→ **Direction**
Provide the data again in its entirety, exactly as given.

→ **Input data**
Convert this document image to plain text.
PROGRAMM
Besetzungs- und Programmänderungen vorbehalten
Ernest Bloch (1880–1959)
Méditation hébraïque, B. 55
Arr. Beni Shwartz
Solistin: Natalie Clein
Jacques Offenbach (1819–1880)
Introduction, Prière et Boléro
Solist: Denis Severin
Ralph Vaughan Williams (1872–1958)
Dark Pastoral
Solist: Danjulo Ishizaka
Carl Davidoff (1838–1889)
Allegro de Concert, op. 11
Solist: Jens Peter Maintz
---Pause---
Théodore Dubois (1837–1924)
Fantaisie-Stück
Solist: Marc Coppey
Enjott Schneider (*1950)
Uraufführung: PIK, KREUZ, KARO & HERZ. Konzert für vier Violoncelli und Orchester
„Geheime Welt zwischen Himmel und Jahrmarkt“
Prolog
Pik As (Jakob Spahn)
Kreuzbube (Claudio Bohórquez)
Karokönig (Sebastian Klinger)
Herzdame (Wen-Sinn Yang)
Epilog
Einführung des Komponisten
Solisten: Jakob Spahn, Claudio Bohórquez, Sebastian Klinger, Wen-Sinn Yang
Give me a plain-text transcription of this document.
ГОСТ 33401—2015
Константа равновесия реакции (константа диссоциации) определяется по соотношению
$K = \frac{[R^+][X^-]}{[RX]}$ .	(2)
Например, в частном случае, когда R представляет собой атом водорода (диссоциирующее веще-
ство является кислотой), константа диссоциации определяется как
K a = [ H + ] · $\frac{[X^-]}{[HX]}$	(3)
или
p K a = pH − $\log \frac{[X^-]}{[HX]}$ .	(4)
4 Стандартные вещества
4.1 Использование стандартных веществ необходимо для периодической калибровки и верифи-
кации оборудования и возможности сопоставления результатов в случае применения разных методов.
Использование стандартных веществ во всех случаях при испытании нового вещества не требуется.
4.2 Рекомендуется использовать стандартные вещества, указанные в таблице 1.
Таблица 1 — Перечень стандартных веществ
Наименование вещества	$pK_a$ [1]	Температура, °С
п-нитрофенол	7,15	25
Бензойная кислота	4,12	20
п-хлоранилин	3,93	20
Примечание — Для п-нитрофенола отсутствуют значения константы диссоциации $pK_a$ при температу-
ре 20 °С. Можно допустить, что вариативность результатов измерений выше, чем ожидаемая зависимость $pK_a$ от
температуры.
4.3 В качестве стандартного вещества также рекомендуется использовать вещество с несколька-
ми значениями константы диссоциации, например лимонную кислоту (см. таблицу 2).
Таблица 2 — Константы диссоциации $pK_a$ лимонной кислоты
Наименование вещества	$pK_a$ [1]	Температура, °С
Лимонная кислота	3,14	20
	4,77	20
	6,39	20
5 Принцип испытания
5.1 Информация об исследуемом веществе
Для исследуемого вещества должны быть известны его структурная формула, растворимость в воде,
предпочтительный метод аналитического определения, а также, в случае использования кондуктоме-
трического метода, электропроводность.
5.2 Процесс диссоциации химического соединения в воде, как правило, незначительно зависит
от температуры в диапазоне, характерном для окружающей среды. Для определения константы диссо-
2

→ **Solution to the problem**
Convert this document image to plain text.
PROGRAMM
Besetzungs- und Programmänderungen vorbehalten
Ernest Bloch (1880–1959)
Méditation hébraïque, B. 55
Arr. Beni Shwartz
Solistin: Natalie Clein
Jacques Offenbach (1819–1880)
Introduction, Prière et Boléro
Solist: Denis Severin
Ralph Vaughan Williams (1872–1958)
Dark Pastoral
Solist: Danjulo Ishizaka
Carl Davidoff (1838–1889)
Allegro de Concert, op. 11
Solist: Jens Peter Maintz
---Pause---
Théodore Dubois (1837–1924)
Fantaisie-Stück
Solist: Marc Coppey
Enjott Schneider (*1950)
Uraufführung: PIK, KREUZ, KARO & HERZ. Konzert für vier Violoncelli und Orchester
„Geheime Welt zwischen Himmel und Jahrmarkt“
Prolog
Pik As (Jakob Spahn)
Kreuzbube (Claudio Bohórquez)
Karokönig (Sebastian Klinger)
Herzdame (Wen-Sinn Yang)
Epilog
Einführung des Komponisten
Solisten: Jakob Spahn, Claudio Bohórquez, Sebastian Klinger, Wen-Sinn Yang
Give me a plain-text transcription of this document.
ГОСТ 33401—2015
Константа равновесия реакции (константа диссоциации) определяется по соотношению
$K = \frac{[R^+][X^-]}{[RX]}$ .	(2)
Например, в частном случае, когда R представляет собой атом водорода (диссоциирующее веще-
ство является кислотой), константа диссоциации определяется как
K a = [ H + ] · $\frac{[X^-]}{[HX]}$	(3)
или
p K a = pH − $\log \frac{[X^-]}{[HX]}$ .	(4)
4 Стандартные вещества
4.1 Использование стандартных веществ необходимо для периодической калибровки и верифи-
кации оборудования и возможности сопоставления результатов в случае применения разных методов.
Использование стандартных веществ во всех случаях при испытании нового вещества не требуется.
4.2 Рекомендуется использовать стандартные вещества, указанные в таблице 1.
Таблица 1 — Перечень стандартных веществ
Наименование вещества	$pK_a$ [1]	Температура, °С
п-нитрофенол	7,15	25
Бензойная кислота	4,12	20
п-хлоранилин	3,93	20
Примечание — Для п-нитрофенола отсутствуют значения константы диссоциации $pK_a$ при температу-
ре 20 °С. Можно допустить, что вариативность результатов измерений выше, чем ожидаемая зависимость $pK_a$ от
температуры.
4.3 В качестве стандартного вещества также рекомендуется использовать вещество с несколька-
ми значениями константы диссоциации, например лимонную кислоту (см. таблицу 2).
Таблица 2 — Константы диссоциации $pK_a$ лимонной кислоты
Наименование вещества	$pK_a$ [1]	Температура, °С
Лимонная кислота	3,14	20
	4,77	20
	6,39	20
5 Принцип испытания
5.1 Информация об исследуемом веществе
Для исследуемого вещества должны быть известны его структурная формула, растворимость в воде,
предпочтительный метод аналитического определения, а также, в случае использования кондуктоме-
трического метода, электропроводность.
5.2 Процесс диссоциации химического соединения в воде, как правило, незначительно зависит
от температуры в диапазоне, характерном для окружающей среды. Для определения константы диссо-
2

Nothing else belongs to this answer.